▸ REQUIRED WORK:
What lines of the material hold the string "protection"? Pull each of them out.

▸ INFORMATION:
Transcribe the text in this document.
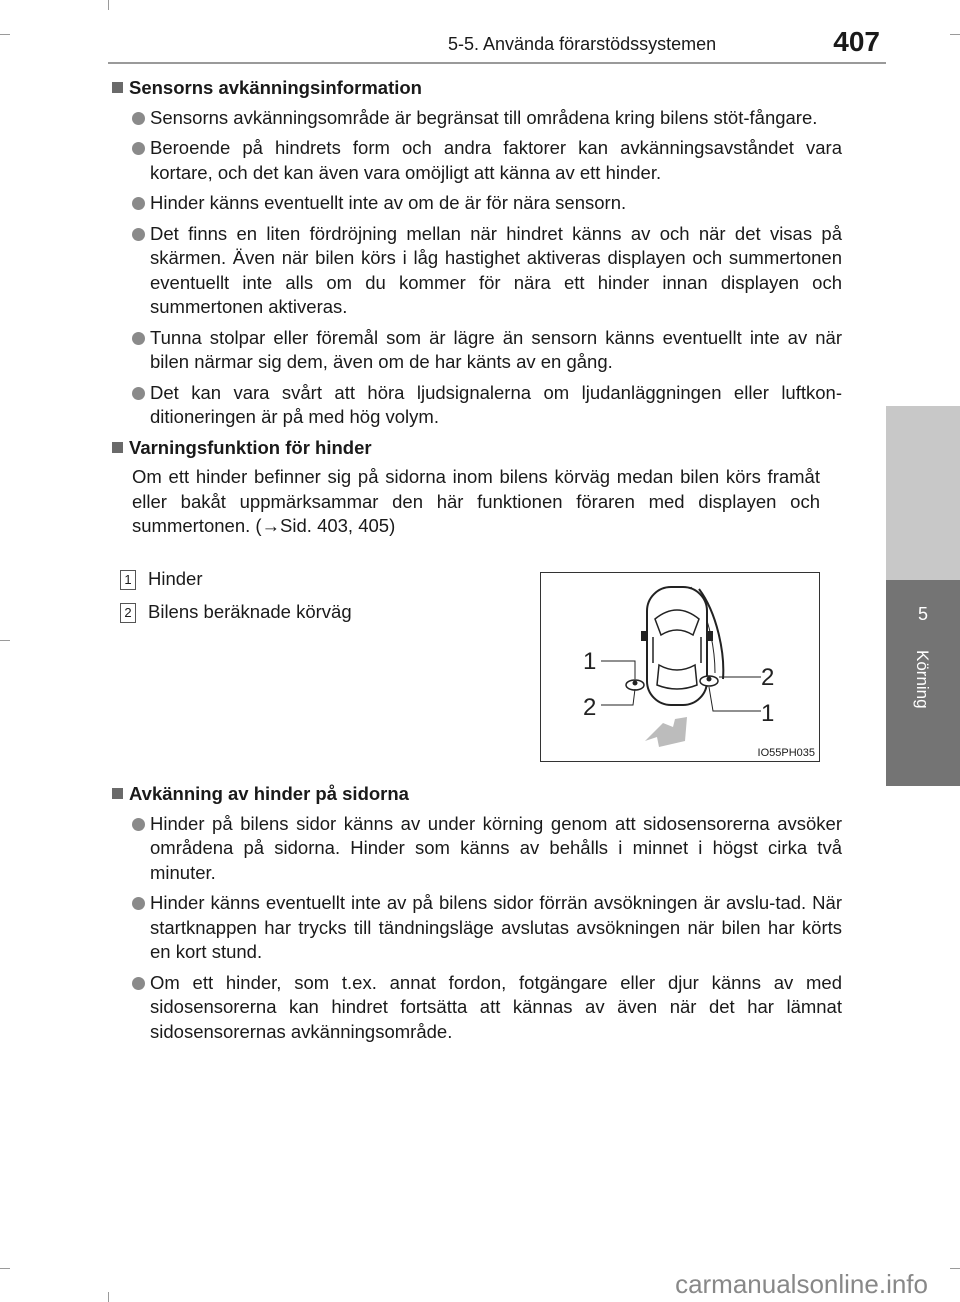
5-5. Använda förarstödssystemen	407
5
Körning
Sensorns avkänningsinformation
Sensorns avkänningsområde är begränsat till områdena kring bilens stöt-fångare.
Beroende på hindrets form och andra faktorer kan avkänningsavståndet vara kortare, och det kan även vara omöjligt att känna av ett hinder.
Hinder känns eventuellt inte av om de är för nära sensorn.
Det finns en liten fördröjning mellan när hindret känns av och när det visas på skärmen. Även när bilen körs i låg hastighet aktiveras displayen och summertonen eventuellt inte alls om du kommer för nära ett hinder innan displayen och summertonen aktiveras.
Tunna stolpar eller föremål som är lägre än sensorn känns eventuellt inte av när bilen närmar sig dem, även om de har känts av en gång.
Det kan vara svårt att höra ljudsignalerna om ljudanläggningen eller luftkon-ditioneringen är på med hög volym.
Varningsfunktion för hinder
Om ett hinder befinner sig på sidorna inom bilens körväg medan bilen körs framåt eller bakåt uppmärksammar den här funktionen föraren med displayen och summertonen. (→Sid. 403, 405)
1 Hinder
2 Bilens beräknade körväg
1
2
2
1
IO55PH035
Avkänning av hinder på sidorna
Hinder på bilens sidor känns av under körning genom att sidosensorerna avsöker områdena på sidorna. Hinder som känns av behålls i minnet i högst cirka två minuter.
Hinder känns eventuellt inte av på bilens sidor förrän avsökningen är avslu-tad. När startknappen har trycks till tändningsläge avslutas avsökningen när bilen har körts en kort stund.
Om ett hinder, som t.ex. annat fordon, fotgängare eller djur känns av med sidosensorerna kan hindret fortsätta att kännas av även när det har lämnat sidosensorernas avkänningsområde.
carmanualsonline.info
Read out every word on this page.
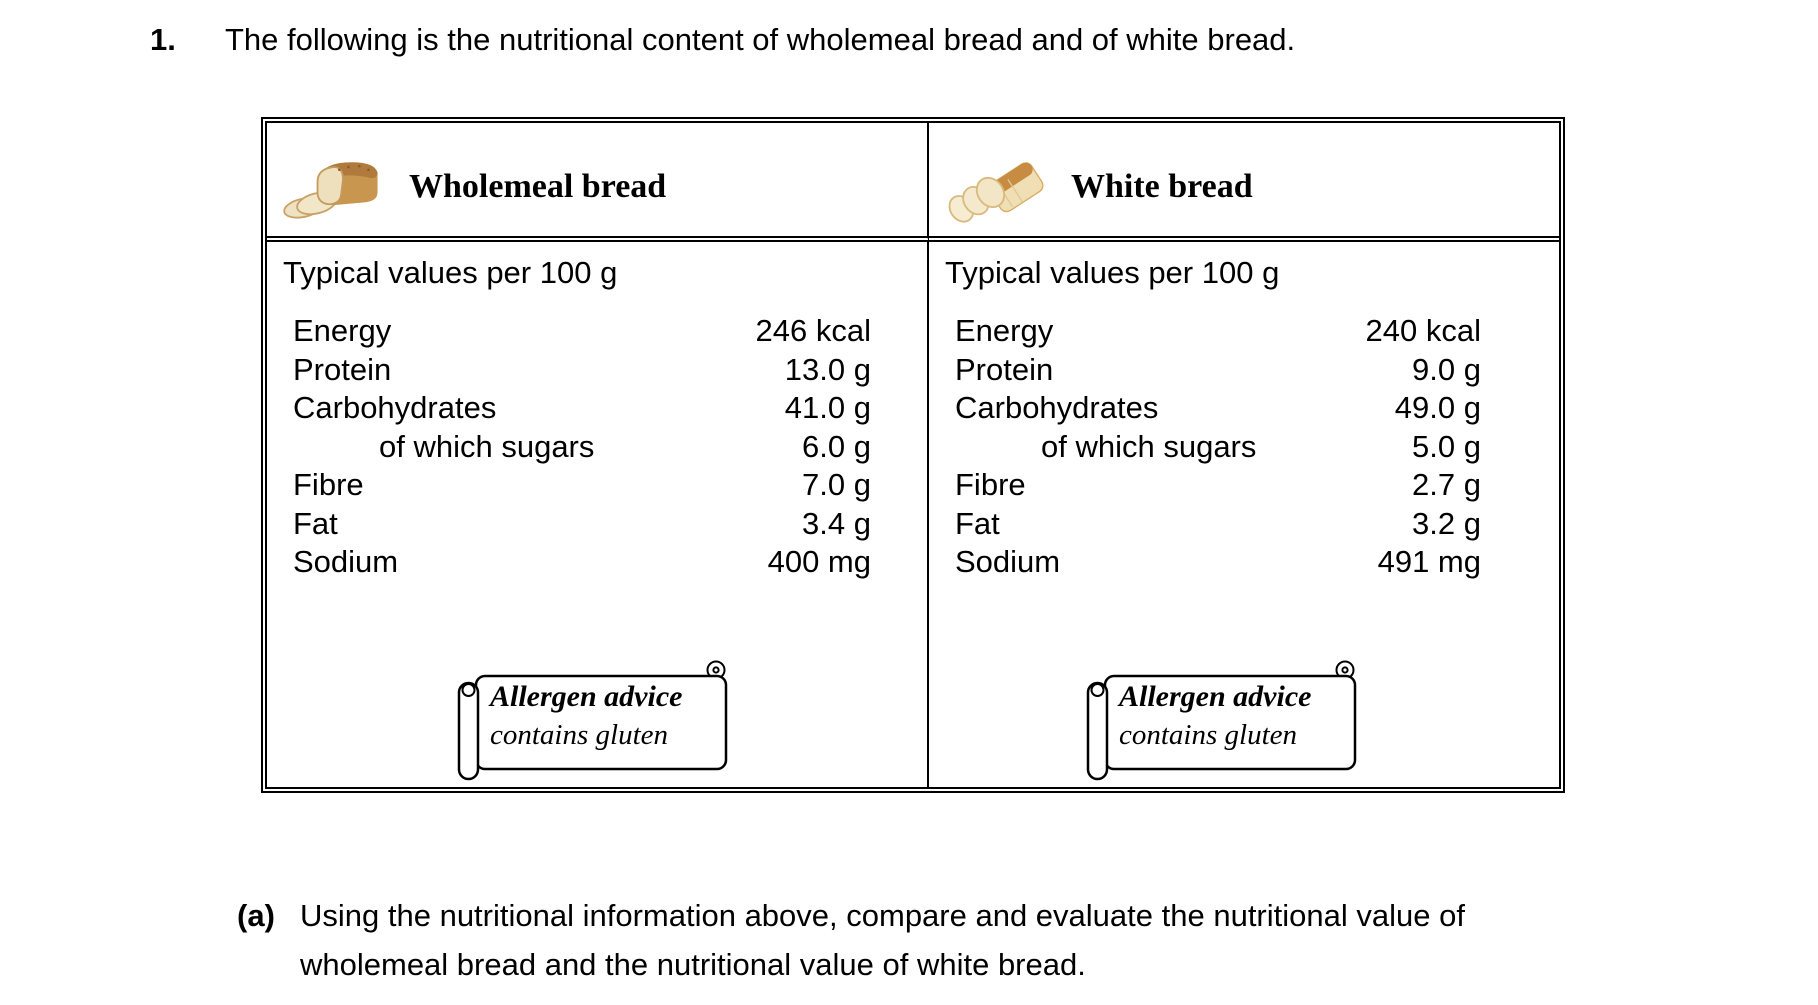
1. The following is the nutritional content of wholemeal bread and of white bread.
Wholemeal bread	White bread
Typical values per 100 g
Energy	246 kcal
Protein	13.0 g
Carbohydrates	41.0 g
of which sugars	6.0 g
Fibre	7.0 g
Fat	3.4 g
Sodium	400 mg
Allergen advice
contains gluten
Typical values per 100 g
Energy	240 kcal
Protein	9.0 g
Carbohydrates	49.0 g
of which sugars	5.0 g
Fibre	2.7 g
Fat	3.2 g
Sodium	491 mg
Allergen advice
contains gluten
(a) Using the nutritional information above, compare and evaluate the nutritional value of wholemeal bread and the nutritional value of white bread.
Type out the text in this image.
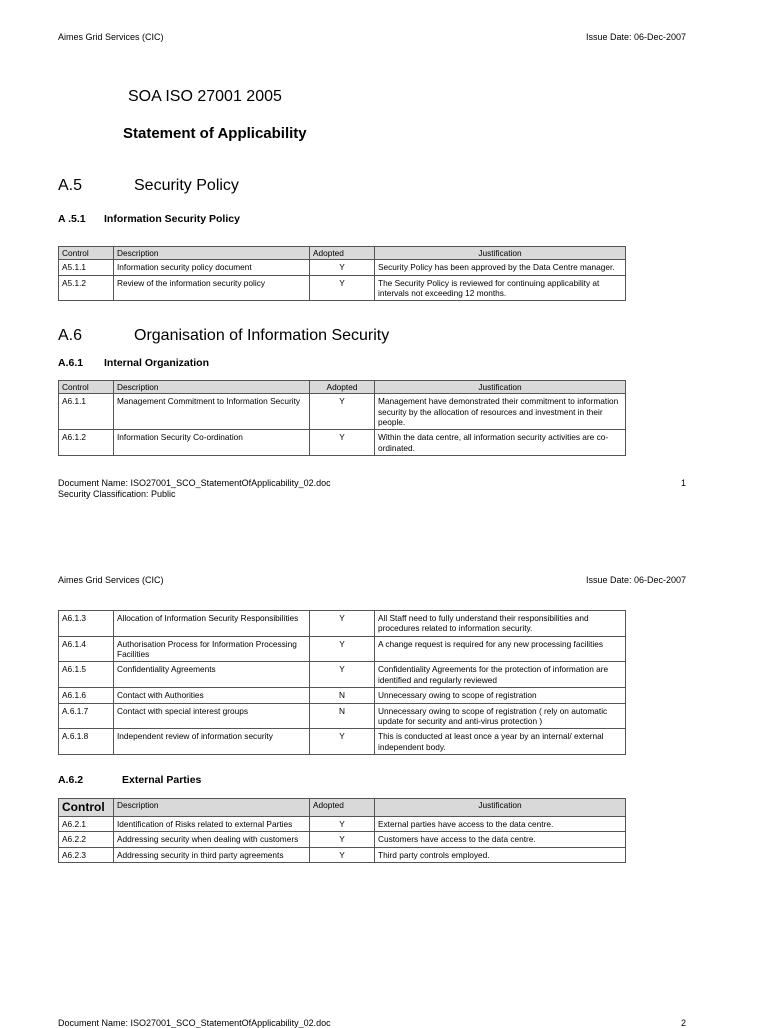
Aimes Grid Services (CIC)	Issue Date: 06-Dec-2007
SOA ISO 27001 2005
Statement of Applicability
A.5	Security Policy
A .5.1 Information Security Policy
Control	Description	Adopted	Justification
A5.1.1	Information security policy document	Y	Security Policy has been approved by the Data Centre manager.
A5.1.2	Review of the information security policy	Y	The Security Policy is reviewed for continuing applicability at intervals not exceeding 12 months.
A.6	Organisation of Information Security
A.6.1 Internal Organization
Control	Description	Adopted	Justification
A6.1.1	Management Commitment to Information Security	Y	Management have demonstrated their commitment to information security by the allocation of resources and investment in their people.
A6.1.2	Information Security Co-ordination	Y	Within the data centre, all information security activities are co-ordinated.
Document Name: ISO27001_SCO_StatementOfApplicability_02.doc
Security Classification: Public
1
Aimes Grid Services (CIC)	Issue Date: 06-Dec-2007
A6.1.3	Allocation of Information Security Responsibilities	Y	All Staff need to fully understand their responsibilities and procedures related to information security.
A6.1.4	Authorisation Process for Information Processing Facilities	Y	A change request is required for any new processing facilities
A6.1.5	Confidentiality Agreements	Y	Confidentiality Agreements for the protection of information are identified and regularly reviewed
A6.1.6	Contact with Authorities	N	Unnecessary owing to scope of registration
A.6.1.7	Contact with special interest groups	N	Unnecessary owing to scope of registration ( rely on automatic update for security and anti-virus protection )
A.6.1.8	Independent review of information security	Y	This is conducted at least once a year by an internal/ external independent body.
A.6.2	External Parties
Control	Description	Adopted	Justification
A6.2.1	Identification of Risks related to external Parties	Y	External parties have access to the data centre.
A6.2.2	Addressing security when dealing with customers	Y	Customers have access to the data centre.
A6.2.3	Addressing security in third party agreements	Y	Third party controls employed.
Document Name: ISO27001_SCO_StatementOfApplicability_02.doc	2
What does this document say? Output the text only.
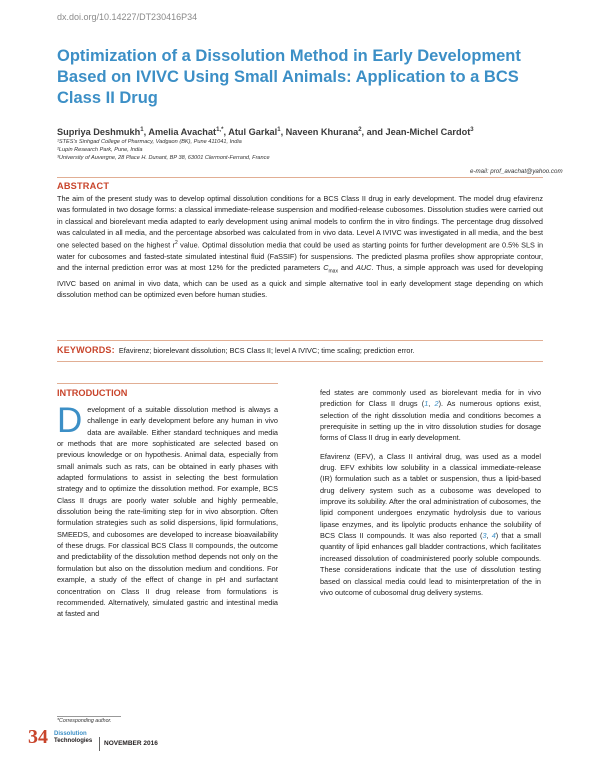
dx.doi.org/10.14227/DT230416P34
Optimization of a Dissolution Method in Early Development Based on IVIVC Using Small Animals: Application to a BCS Class II Drug
Supriya Deshmukh$^1$, Amelia Avachat$^{1,*}$, Atul Garkal$^1$, Naveen Khurana$^2$, and Jean-Michel Cardot$^3$
¹STES's Sinhgad College of Pharmacy, Vadgaon (BK), Pune 411041, India
²Lupin Research Park, Pune, India
³University of Auvergne, 28 Place H. Dunant, BP 38, 63001 Clermont-Ferrand, France
e-mail: prof_avachat@yahoo.com
ABSTRACT
The aim of the present study was to develop optimal dissolution conditions for a BCS Class II drug in early development. The model drug efavirenz was formulated in two dosage forms: a classical immediate-release suspension and modified-release cubosomes. Dissolution studies were carried out in classical and biorelevant media adapted to early development using animal models to confirm the in vitro findings. The percentage drug dissolved was calculated in all media, and the percentage absorbed was calculated from in vivo data. Level A IVIVC was investigated in all media, and the best one selected based on the highest $r^2$ value. Optimal dissolution media that could be used as starting points for further development are 0.5% SLS in water for cubosomes and fasted-state simulated intestinal fluid (FaSSIF) for suspensions. The predicted plasma profiles show appropriate contour, and the internal prediction error was at most 12% for the predicted parameters $C_{max}$ and AUC. Thus, a simple approach was used for developing IVIVC based on animal in vivo data, which can be used as a quick and simple alternative tool in early development stage depending on which dissolution method can be optimized even before human studies.
KEYWORDS: Efavirenz; biorelevant dissolution; BCS Class II; level A IVIVC; time scaling; prediction error.
INTRODUCTION

Development of a suitable dissolution method is always a challenge in early development before any human in vivo data are available. Either standard techniques and media or methods that are more sophisticated are selected based on previous knowledge or on hypothesis. Animal data, especially from small animals such as rats, can be obtained in early phases with adapted formulations to assist in selecting the best formulation strategy and to optimize the dissolution method. For example, BCS Class II drugs are poorly water soluble and highly permeable, dissolution being the rate-limiting step for in vivo absorption. Often formulation strategies such as solid dispersions, lipid formulations, SMEEDS, and cubosomes are developed to increase bioavailability of these drugs. For classical BCS Class II compounds, the outcome and predictability of the dissolution method depends not only on the formulation but also on the dissolution medium and conditions. For example, a study of the effect of change in pH and surfactant concentration on Class II drug release from formulations is recommended. Alternatively, simulated gastric and intestinal media at fasted and

fed states are commonly used as biorelevant media for in vivo prediction for Class II drugs (1, 2). As numerous options exist, selection of the right dissolution media and conditions becomes a prerequisite in setting up the in vitro dissolution studies for dosage forms of Class II drug in early development.

Efavirenz (EFV), a Class II antiviral drug, was used as a model drug. EFV exhibits low solubility in a classical immediate-release (IR) formulation such as a tablet or suspension, thus a lipid-based drug delivery system such as a cubosome was developed to improve its solubility. After the oral administration of cubosomes, the lipid component undergoes enzymatic hydrolysis due to various lipase enzymes, and its lipolytic products enhance the solubility of BCS Class II compounds. It was also reported (3, 4) that a small quantity of lipid enhances gall bladder contractions, which facilitates increased dissolution of coadministered poorly soluble compounds. These considerations indicate that the use of dissolution testing based on classical media could lead to misinterpretation of the in vivo outcome of cubosomal drug delivery systems.

*Corresponding author.
34 Dissolution
Technologies	NOVEMBER 2016
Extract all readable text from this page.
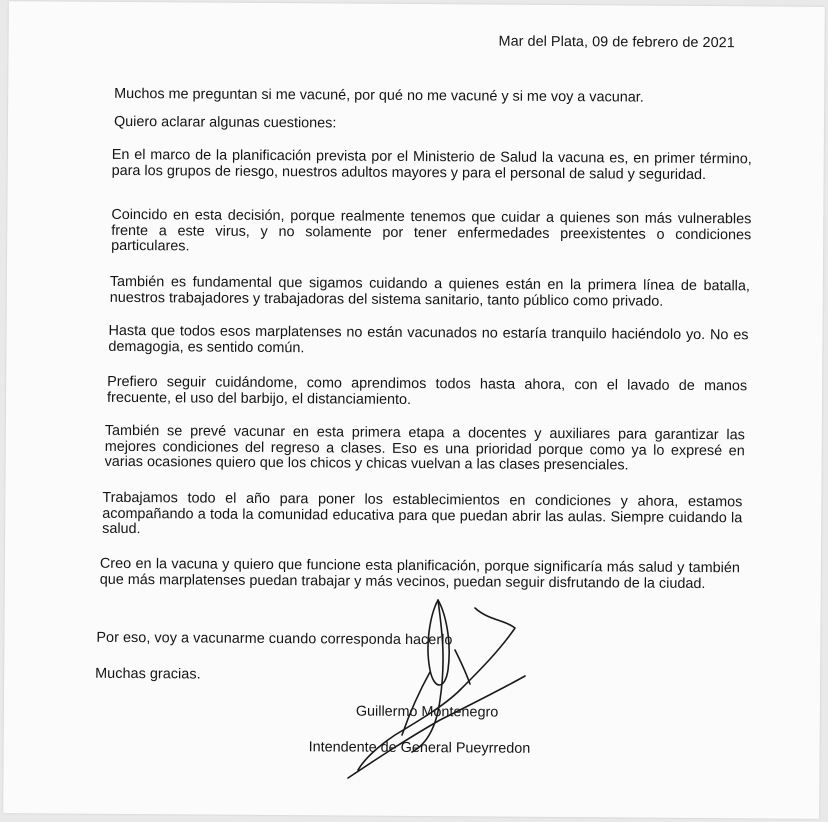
Mar del Plata, 09 de febrero de 2021
Muchos me preguntan si me vacuné, por qué no me vacuné y si me voy a vacunar.
Quiero aclarar algunas cuestiones:
En el marco de la planificación prevista por el Ministerio de Salud la vacuna es, en primer término, para los grupos de riesgo, nuestros adultos mayores y para el personal de salud y seguridad.
Coincido en esta decisión, porque realmente tenemos que cuidar a quienes son más vulnerables frente a este virus, y no solamente por tener enfermedades preexistentes o condiciones particulares.
También es fundamental que sigamos cuidando a quienes están en la primera línea de batalla, nuestros trabajadores y trabajadoras del sistema sanitario, tanto público como privado.
Hasta que todos esos marplatenses no están vacunados no estaría tranquilo haciéndolo yo. No es demagogia, es sentido común.
Prefiero seguir cuidándome, como aprendimos todos hasta ahora, con el lavado de manos frecuente, el uso del barbijo, el distanciamiento.
También se prevé vacunar en esta primera etapa a docentes y auxiliares para garantizar las mejores condiciones del regreso a clases. Eso es una prioridad porque como ya lo expresé en varias ocasiones quiero que los chicos y chicas vuelvan a las clases presenciales.
Trabajamos todo el año para poner los establecimientos en condiciones y ahora, estamos acompañando a toda la comunidad educativa para que puedan abrir las aulas. Siempre cuidando la salud.
Creo en la vacuna y quiero que funcione esta planificación, porque significaría más salud y también que más marplatenses puedan trabajar y más vecinos, puedan seguir disfrutando de la ciudad.
Por eso, voy a vacunarme cuando corresponda hacerlo
Muchas gracias.
Guillermo Montenegro
Intendente de General Pueyrredon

▸ REPLY TO THE TASK:
A6.1.5	Confidentiality Agreements	Y	Confidentiality Agreements for the protection of information are identified and regularly reviewed
A.6.1.7	Contact with special interest groups	N	Unnecessary owing to scope of registration ( rely on automatic update for security and anti-virus protection )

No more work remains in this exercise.